_WORK INSTRUCTIONS_: Gather every line in the records below that contains the word "SUSTENTABILIDADE".

☆ ☆ ☆ ☆ ☆

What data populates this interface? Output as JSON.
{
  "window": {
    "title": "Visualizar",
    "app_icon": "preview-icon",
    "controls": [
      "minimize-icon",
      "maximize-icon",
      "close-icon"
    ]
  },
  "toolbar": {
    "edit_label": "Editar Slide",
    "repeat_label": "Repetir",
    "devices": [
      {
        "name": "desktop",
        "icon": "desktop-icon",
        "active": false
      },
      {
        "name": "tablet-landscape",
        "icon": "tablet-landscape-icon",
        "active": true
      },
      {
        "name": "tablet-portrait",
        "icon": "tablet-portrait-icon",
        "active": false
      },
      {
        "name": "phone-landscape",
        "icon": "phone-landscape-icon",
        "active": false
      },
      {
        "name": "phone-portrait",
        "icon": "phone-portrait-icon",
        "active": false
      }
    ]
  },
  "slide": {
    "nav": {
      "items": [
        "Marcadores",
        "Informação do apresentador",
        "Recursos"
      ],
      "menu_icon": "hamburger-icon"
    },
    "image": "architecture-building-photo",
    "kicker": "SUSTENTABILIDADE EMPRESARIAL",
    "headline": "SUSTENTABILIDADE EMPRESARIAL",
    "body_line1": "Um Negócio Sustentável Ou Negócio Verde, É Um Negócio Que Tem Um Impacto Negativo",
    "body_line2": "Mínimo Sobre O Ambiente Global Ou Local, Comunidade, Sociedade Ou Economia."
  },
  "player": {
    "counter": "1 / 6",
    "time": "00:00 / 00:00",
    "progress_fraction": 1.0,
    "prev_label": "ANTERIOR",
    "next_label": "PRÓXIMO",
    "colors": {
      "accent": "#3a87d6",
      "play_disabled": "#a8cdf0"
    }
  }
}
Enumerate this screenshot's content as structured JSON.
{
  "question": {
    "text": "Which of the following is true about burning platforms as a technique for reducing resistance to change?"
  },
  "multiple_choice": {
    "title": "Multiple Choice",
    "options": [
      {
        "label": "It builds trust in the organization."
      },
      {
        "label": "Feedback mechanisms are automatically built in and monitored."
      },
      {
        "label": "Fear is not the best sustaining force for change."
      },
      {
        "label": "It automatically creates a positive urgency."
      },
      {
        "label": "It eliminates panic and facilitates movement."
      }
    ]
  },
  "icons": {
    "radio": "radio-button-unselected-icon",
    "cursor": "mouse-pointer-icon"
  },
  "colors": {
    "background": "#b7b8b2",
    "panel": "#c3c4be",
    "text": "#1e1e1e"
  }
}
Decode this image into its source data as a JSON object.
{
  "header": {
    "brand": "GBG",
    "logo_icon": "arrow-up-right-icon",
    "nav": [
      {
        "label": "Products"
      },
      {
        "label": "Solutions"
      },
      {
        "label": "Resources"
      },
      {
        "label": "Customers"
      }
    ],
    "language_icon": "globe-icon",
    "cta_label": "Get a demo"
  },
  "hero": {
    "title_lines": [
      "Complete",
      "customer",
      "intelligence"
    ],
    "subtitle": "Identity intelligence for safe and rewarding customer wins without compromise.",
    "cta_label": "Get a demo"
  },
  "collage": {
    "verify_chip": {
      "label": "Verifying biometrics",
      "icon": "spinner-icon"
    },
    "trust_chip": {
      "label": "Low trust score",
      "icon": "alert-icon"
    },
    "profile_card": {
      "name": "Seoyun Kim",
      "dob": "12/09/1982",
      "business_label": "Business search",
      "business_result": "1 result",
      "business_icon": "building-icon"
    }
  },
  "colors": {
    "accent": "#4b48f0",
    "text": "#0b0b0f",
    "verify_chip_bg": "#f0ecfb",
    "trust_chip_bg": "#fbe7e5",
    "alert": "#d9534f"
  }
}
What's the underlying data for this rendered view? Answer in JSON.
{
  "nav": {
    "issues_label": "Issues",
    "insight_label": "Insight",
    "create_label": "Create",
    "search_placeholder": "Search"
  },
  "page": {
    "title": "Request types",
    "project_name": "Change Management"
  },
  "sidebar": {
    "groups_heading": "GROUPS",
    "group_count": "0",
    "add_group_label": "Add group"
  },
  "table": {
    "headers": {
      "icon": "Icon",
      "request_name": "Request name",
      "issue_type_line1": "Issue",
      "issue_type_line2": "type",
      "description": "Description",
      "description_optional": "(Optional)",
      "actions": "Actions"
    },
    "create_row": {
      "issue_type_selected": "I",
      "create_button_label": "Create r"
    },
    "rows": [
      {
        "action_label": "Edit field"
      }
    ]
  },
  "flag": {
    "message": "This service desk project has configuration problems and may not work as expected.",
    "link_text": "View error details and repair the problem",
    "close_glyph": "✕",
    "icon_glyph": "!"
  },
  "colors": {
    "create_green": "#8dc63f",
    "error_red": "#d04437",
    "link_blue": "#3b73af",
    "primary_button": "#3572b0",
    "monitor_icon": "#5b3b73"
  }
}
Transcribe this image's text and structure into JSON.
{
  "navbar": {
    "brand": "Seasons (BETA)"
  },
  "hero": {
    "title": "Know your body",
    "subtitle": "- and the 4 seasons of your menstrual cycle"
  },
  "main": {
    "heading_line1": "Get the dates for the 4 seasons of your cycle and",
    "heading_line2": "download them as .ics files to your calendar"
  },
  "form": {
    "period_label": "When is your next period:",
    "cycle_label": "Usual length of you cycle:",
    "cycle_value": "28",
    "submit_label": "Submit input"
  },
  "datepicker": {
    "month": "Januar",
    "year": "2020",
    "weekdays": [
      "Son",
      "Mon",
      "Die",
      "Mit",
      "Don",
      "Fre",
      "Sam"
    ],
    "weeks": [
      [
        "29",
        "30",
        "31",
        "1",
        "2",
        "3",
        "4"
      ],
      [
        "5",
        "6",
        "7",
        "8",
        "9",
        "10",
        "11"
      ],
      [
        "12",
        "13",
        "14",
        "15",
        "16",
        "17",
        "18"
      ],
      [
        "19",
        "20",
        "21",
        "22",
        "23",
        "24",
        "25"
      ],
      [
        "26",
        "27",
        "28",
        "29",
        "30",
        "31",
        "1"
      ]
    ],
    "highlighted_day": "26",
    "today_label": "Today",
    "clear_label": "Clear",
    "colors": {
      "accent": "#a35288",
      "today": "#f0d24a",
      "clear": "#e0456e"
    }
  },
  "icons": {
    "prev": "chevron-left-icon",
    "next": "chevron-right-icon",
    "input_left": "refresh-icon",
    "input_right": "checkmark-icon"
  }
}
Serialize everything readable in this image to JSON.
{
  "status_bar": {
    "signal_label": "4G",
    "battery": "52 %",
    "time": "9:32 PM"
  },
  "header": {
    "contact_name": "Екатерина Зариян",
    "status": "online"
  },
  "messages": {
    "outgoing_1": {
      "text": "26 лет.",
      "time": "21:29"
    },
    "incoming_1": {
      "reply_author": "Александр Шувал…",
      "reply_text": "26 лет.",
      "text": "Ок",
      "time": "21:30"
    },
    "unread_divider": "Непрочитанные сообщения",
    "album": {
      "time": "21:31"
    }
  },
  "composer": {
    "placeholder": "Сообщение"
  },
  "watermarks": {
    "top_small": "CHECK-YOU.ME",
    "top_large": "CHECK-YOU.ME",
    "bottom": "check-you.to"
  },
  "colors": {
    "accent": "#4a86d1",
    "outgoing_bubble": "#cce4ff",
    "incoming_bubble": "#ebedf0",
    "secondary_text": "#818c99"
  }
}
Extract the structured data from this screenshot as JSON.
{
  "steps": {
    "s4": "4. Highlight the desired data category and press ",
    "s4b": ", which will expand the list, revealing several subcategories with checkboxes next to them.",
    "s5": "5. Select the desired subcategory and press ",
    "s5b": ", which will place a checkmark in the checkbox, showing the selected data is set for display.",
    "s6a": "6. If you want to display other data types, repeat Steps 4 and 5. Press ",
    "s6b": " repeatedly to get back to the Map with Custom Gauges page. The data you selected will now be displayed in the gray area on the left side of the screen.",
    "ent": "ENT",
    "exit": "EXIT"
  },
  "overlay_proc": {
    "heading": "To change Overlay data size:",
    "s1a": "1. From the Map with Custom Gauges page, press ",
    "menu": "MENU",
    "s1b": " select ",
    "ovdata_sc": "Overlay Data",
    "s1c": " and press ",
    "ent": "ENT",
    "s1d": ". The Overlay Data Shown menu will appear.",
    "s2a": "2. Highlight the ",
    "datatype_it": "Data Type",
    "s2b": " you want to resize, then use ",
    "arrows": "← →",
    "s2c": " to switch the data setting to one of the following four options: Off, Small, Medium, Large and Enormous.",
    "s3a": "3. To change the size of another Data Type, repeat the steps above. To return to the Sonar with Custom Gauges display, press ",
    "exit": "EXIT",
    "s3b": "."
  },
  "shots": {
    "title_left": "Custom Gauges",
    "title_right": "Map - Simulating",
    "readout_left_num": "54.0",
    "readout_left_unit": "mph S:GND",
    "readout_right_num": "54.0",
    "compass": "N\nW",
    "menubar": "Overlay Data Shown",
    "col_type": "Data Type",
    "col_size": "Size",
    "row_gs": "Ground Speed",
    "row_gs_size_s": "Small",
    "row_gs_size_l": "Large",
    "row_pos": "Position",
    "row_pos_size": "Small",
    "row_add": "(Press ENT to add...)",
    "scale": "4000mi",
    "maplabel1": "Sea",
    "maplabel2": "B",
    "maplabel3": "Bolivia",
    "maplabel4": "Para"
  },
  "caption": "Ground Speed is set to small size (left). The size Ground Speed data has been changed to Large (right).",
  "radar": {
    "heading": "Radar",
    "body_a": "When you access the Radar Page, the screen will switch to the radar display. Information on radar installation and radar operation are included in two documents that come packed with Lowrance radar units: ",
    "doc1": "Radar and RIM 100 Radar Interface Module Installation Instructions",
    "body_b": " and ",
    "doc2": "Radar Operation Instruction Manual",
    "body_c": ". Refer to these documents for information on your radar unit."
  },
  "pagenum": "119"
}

☆ ☆ ☆ ☆ ☆

_EXERCISE SOLUTION_:
    "kicker": "SUSTENTABILIDADE EMPRESARIAL",
    "headline": "SUSTENTABILIDADE EMPRESARIAL",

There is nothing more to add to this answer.